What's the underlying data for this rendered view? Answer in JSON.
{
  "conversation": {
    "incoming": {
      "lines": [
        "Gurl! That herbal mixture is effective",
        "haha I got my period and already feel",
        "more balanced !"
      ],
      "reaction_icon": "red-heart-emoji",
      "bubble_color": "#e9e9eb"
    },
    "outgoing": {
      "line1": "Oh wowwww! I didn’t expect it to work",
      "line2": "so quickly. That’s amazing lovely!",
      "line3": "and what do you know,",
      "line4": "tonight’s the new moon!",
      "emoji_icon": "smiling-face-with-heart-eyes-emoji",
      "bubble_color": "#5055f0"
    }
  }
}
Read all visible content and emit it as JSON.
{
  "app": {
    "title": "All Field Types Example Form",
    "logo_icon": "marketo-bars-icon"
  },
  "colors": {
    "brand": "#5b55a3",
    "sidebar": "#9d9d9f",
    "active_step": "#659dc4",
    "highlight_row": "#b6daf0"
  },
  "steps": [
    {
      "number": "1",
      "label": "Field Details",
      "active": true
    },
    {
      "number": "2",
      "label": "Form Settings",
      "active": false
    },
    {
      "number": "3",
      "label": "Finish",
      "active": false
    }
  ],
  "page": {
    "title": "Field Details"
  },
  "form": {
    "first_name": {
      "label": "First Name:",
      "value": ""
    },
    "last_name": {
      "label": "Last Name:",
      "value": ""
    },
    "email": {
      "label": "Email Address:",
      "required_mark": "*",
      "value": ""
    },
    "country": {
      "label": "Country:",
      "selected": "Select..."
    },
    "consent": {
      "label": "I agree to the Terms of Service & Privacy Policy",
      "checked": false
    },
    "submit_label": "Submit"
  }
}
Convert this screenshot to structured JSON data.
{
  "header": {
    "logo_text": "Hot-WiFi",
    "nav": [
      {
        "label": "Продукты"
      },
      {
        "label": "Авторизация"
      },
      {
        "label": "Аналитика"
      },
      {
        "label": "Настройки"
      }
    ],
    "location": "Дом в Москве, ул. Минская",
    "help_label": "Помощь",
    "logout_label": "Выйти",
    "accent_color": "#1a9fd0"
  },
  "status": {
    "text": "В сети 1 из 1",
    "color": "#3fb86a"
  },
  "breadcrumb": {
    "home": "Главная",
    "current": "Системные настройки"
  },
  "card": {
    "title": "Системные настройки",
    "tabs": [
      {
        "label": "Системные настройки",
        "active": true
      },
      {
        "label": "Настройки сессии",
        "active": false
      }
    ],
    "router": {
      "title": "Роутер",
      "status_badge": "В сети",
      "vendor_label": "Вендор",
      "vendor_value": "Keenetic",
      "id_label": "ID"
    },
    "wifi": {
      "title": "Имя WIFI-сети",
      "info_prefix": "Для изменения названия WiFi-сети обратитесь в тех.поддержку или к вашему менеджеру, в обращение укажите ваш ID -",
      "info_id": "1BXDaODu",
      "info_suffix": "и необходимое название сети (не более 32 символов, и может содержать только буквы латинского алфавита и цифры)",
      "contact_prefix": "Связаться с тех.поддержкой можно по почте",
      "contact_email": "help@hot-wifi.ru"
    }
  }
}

● Request:
Repeat the records above exactly, from the first line to the last.

● Output for this task:
What's the underlying data for this rendered view? Answer in JSON.
{
  "conversation": {
    "incoming": {
      "lines": [
        "Gurl! That herbal mixture is effective",
        "haha I got my period and already feel",
        "more balanced !"
      ],
      "reaction_icon": "red-heart-emoji",
      "bubble_color": "#e9e9eb"
    },
    "outgoing": {
      "line1": "Oh wowwww! I didn’t expect it to work",
      "line2": "so quickly. That’s amazing lovely!",
      "line3": "and what do you know,",
      "line4": "tonight’s the new moon!",
      "emoji_icon": "smiling-face-with-heart-eyes-emoji",
      "bubble_color": "#5055f0"
    }
  }
}
Read all visible content and emit it as JSON.
{
  "app": {
    "title": "All Field Types Example Form",
    "logo_icon": "marketo-bars-icon"
  },
  "colors": {
    "brand": "#5b55a3",
    "sidebar": "#9d9d9f",
    "active_step": "#659dc4",
    "highlight_row": "#b6daf0"
  },
  "steps": [
    {
      "number": "1",
      "label": "Field Details",
      "active": true
    },
    {
      "number": "2",
      "label": "Form Settings",
      "active": false
    },
    {
      "number": "3",
      "label": "Finish",
      "active": false
    }
  ],
  "page": {
    "title": "Field Details"
  },
  "form": {
    "first_name": {
      "label": "First Name:",
      "value": ""
    },
    "last_name": {
      "label": "Last Name:",
      "value": ""
    },
    "email": {
      "label": "Email Address:",
      "required_mark": "*",
      "value": ""
    },
    "country": {
      "label": "Country:",
      "selected": "Select..."
    },
    "consent": {
      "label": "I agree to the Terms of Service & Privacy Policy",
      "checked": false
    },
    "submit_label": "Submit"
  }
}
Convert this screenshot to structured JSON data.
{
  "header": {
    "logo_text": "Hot-WiFi",
    "nav": [
      {
        "label": "Продукты"
      },
      {
        "label": "Авторизация"
      },
      {
        "label": "Аналитика"
      },
      {
        "label": "Настройки"
      }
    ],
    "location": "Дом в Москве, ул. Минская",
    "help_label": "Помощь",
    "logout_label": "Выйти",
    "accent_color": "#1a9fd0"
  },
  "status": {
    "text": "В сети 1 из 1",
    "color": "#3fb86a"
  },
  "breadcrumb": {
    "home": "Главная",
    "current": "Системные настройки"
  },
  "card": {
    "title": "Системные настройки",
    "tabs": [
      {
        "label": "Системные настройки",
        "active": true
      },
      {
        "label": "Настройки сессии",
        "active": false
      }
    ],
    "router": {
      "title": "Роутер",
      "status_badge": "В сети",
      "vendor_label": "Вендор",
      "vendor_value": "Keenetic",
      "id_label": "ID"
    },
    "wifi": {
      "title": "Имя WIFI-сети",
      "info_prefix": "Для изменения названия WiFi-сети обратитесь в тех.поддержку или к вашему менеджеру, в обращение укажите ваш ID -",
      "info_id": "1BXDaODu",
      "info_suffix": "и необходимое название сети (не более 32 символов, и может содержать только буквы латинского алфавита и цифры)",
      "contact_prefix": "Связаться с тех.поддержкой можно по почте",
      "contact_email": "help@hot-wifi.ru"
    }
  }
}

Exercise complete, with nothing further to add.